[Dataset items]
-*-
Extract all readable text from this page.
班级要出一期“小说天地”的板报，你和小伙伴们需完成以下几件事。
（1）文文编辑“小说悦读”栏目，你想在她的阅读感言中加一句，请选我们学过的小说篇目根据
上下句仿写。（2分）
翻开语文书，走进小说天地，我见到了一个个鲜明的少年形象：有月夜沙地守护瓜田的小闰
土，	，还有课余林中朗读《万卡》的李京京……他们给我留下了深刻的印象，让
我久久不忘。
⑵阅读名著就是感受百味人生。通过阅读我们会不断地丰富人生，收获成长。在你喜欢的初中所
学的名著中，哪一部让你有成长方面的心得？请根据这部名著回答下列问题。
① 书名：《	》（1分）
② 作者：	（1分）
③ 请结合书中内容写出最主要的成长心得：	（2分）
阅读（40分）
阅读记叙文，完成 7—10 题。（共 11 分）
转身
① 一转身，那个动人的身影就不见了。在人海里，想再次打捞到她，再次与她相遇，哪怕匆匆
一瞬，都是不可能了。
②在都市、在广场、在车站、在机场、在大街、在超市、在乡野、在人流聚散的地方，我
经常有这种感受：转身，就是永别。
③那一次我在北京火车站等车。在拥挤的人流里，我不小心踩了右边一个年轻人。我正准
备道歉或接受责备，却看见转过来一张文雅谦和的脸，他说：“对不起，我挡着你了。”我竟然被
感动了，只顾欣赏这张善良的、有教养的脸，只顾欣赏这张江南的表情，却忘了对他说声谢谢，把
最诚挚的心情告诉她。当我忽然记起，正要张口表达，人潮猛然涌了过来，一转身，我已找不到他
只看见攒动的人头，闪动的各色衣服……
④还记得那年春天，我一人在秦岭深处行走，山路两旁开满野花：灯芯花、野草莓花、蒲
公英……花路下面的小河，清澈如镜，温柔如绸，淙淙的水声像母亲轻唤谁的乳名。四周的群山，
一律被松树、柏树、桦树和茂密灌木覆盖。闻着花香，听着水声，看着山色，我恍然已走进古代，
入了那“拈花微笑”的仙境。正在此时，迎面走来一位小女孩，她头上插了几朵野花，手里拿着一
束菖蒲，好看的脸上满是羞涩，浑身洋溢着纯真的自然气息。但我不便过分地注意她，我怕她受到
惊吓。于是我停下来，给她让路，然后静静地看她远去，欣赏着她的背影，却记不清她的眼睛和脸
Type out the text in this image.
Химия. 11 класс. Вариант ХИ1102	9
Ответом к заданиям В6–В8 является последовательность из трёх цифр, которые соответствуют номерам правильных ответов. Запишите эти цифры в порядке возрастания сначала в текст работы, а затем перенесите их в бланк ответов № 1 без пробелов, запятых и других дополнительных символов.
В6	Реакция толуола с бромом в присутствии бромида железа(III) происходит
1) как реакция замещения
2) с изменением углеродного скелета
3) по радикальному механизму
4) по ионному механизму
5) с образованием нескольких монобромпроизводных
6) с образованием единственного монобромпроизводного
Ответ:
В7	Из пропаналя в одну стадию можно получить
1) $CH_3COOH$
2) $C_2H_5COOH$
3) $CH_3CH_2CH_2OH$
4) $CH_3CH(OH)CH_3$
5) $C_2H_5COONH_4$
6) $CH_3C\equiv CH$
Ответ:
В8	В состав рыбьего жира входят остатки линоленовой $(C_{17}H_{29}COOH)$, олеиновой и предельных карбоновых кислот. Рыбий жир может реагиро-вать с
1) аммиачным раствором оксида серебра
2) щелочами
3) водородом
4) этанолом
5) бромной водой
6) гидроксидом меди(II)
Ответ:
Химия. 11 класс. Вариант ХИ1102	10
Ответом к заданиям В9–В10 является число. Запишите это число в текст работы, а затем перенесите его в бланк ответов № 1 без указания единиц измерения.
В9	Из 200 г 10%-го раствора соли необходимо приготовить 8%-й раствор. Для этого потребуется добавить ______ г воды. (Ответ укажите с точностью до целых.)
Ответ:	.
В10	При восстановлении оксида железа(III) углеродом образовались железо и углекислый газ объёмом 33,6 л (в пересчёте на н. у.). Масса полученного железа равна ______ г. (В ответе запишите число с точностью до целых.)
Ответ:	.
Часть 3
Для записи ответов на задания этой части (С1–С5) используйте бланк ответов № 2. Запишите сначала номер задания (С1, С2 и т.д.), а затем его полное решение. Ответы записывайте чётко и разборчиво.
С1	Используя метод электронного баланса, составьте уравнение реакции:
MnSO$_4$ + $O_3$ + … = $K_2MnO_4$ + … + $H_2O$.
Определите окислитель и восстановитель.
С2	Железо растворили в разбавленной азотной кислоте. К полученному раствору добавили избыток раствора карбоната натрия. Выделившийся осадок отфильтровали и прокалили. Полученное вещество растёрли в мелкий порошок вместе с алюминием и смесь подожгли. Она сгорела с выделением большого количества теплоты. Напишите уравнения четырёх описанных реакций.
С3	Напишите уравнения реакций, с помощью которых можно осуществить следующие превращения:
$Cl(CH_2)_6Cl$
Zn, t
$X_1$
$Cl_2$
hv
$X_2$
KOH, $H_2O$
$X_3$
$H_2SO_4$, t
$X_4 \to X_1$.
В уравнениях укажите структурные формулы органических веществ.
-*-
WHAT TO DO: Your task is to reproduce the whole listing exactly.

RESULT OF THIS TASK:
Extract all readable text from this page.
班级要出一期“小说天地”的板报，你和小伙伴们需完成以下几件事。
（1）文文编辑“小说悦读”栏目，你想在她的阅读感言中加一句，请选我们学过的小说篇目根据
上下句仿写。（2分）
翻开语文书，走进小说天地，我见到了一个个鲜明的少年形象：有月夜沙地守护瓜田的小闰
土，	，还有课余林中朗读《万卡》的李京京……他们给我留下了深刻的印象，让
我久久不忘。
⑵阅读名著就是感受百味人生。通过阅读我们会不断地丰富人生，收获成长。在你喜欢的初中所
学的名著中，哪一部让你有成长方面的心得？请根据这部名著回答下列问题。
① 书名：《	》（1分）
② 作者：	（1分）
③ 请结合书中内容写出最主要的成长心得：	（2分）
阅读（40分）
阅读记叙文，完成 7—10 题。（共 11 分）
转身
① 一转身，那个动人的身影就不见了。在人海里，想再次打捞到她，再次与她相遇，哪怕匆匆
一瞬，都是不可能了。
②在都市、在广场、在车站、在机场、在大街、在超市、在乡野、在人流聚散的地方，我
经常有这种感受：转身，就是永别。
③那一次我在北京火车站等车。在拥挤的人流里，我不小心踩了右边一个年轻人。我正准
备道歉或接受责备，却看见转过来一张文雅谦和的脸，他说：“对不起，我挡着你了。”我竟然被
感动了，只顾欣赏这张善良的、有教养的脸，只顾欣赏这张江南的表情，却忘了对他说声谢谢，把
最诚挚的心情告诉她。当我忽然记起，正要张口表达，人潮猛然涌了过来，一转身，我已找不到他
只看见攒动的人头，闪动的各色衣服……
④还记得那年春天，我一人在秦岭深处行走，山路两旁开满野花：灯芯花、野草莓花、蒲
公英……花路下面的小河，清澈如镜，温柔如绸，淙淙的水声像母亲轻唤谁的乳名。四周的群山，
一律被松树、柏树、桦树和茂密灌木覆盖。闻着花香，听着水声，看着山色，我恍然已走进古代，
入了那“拈花微笑”的仙境。正在此时，迎面走来一位小女孩，她头上插了几朵野花，手里拿着一
束菖蒲，好看的脸上满是羞涩，浑身洋溢着纯真的自然气息。但我不便过分地注意她，我怕她受到
惊吓。于是我停下来，给她让路，然后静静地看她远去，欣赏着她的背影，却记不清她的眼睛和脸
Type out the text in this image.
Химия. 11 класс. Вариант ХИ1102	9
Ответом к заданиям В6–В8 является последовательность из трёх цифр, которые соответствуют номерам правильных ответов. Запишите эти цифры в порядке возрастания сначала в текст работы, а затем перенесите их в бланк ответов № 1 без пробелов, запятых и других дополнительных символов.
В6	Реакция толуола с бромом в присутствии бромида железа(III) происходит
1) как реакция замещения
2) с изменением углеродного скелета
3) по радикальному механизму
4) по ионному механизму
5) с образованием нескольких монобромпроизводных
6) с образованием единственного монобромпроизводного
Ответ:
В7	Из пропаналя в одну стадию можно получить
1) $CH_3COOH$
2) $C_2H_5COOH$
3) $CH_3CH_2CH_2OH$
4) $CH_3CH(OH)CH_3$
5) $C_2H_5COONH_4$
6) $CH_3C\equiv CH$
Ответ:
В8	В состав рыбьего жира входят остатки линоленовой $(C_{17}H_{29}COOH)$, олеиновой и предельных карбоновых кислот. Рыбий жир может реагиро-вать с
1) аммиачным раствором оксида серебра
2) щелочами
3) водородом
4) этанолом
5) бромной водой
6) гидроксидом меди(II)
Ответ:
Химия. 11 класс. Вариант ХИ1102	10
Ответом к заданиям В9–В10 является число. Запишите это число в текст работы, а затем перенесите его в бланк ответов № 1 без указания единиц измерения.
В9	Из 200 г 10%-го раствора соли необходимо приготовить 8%-й раствор. Для этого потребуется добавить ______ г воды. (Ответ укажите с точностью до целых.)
Ответ:	.
В10	При восстановлении оксида железа(III) углеродом образовались железо и углекислый газ объёмом 33,6 л (в пересчёте на н. у.). Масса полученного железа равна ______ г. (В ответе запишите число с точностью до целых.)
Ответ:	.
Часть 3
Для записи ответов на задания этой части (С1–С5) используйте бланк ответов № 2. Запишите сначала номер задания (С1, С2 и т.д.), а затем его полное решение. Ответы записывайте чётко и разборчиво.
С1	Используя метод электронного баланса, составьте уравнение реакции:
MnSO$_4$ + $O_3$ + … = $K_2MnO_4$ + … + $H_2O$.
Определите окислитель и восстановитель.
С2	Железо растворили в разбавленной азотной кислоте. К полученному раствору добавили избыток раствора карбоната натрия. Выделившийся осадок отфильтровали и прокалили. Полученное вещество растёрли в мелкий порошок вместе с алюминием и смесь подожгли. Она сгорела с выделением большого количества теплоты. Напишите уравнения четырёх описанных реакций.
С3	Напишите уравнения реакций, с помощью которых можно осуществить следующие превращения:
$Cl(CH_2)_6Cl$
Zn, t
$X_1$
$Cl_2$
hv
$X_2$
KOH, $H_2O$
$X_3$
$H_2SO_4$, t
$X_4 \to X_1$.
В уравнениях укажите структурные формулы органических веществ.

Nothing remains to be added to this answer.